**Written request**
Find every line with the word "this". Copy those lines.
START Extracted information
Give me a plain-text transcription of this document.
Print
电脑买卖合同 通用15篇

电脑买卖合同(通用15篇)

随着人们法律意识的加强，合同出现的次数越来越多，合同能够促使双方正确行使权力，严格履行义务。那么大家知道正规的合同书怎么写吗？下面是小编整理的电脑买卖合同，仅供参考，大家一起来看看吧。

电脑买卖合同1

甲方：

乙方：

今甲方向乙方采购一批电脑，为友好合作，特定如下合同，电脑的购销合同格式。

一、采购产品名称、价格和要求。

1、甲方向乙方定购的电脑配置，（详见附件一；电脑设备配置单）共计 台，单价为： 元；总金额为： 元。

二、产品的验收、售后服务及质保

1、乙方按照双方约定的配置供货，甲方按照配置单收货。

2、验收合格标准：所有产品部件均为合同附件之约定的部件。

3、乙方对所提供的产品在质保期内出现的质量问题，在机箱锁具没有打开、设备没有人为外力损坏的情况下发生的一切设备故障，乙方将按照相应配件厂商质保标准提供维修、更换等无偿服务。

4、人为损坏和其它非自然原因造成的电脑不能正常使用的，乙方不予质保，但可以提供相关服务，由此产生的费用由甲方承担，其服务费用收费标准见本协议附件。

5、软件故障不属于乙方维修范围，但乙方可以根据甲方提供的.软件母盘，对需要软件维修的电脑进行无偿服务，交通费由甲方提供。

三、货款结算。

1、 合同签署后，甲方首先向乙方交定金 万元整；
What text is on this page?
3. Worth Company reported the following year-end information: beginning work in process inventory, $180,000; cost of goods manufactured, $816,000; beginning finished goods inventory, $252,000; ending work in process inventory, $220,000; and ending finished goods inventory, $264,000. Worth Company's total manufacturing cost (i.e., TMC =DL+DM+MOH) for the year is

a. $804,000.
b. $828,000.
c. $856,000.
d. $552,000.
END Extracted information
**Exercise answer**
Give me a plain-text transcription of this document.
What text is on this page?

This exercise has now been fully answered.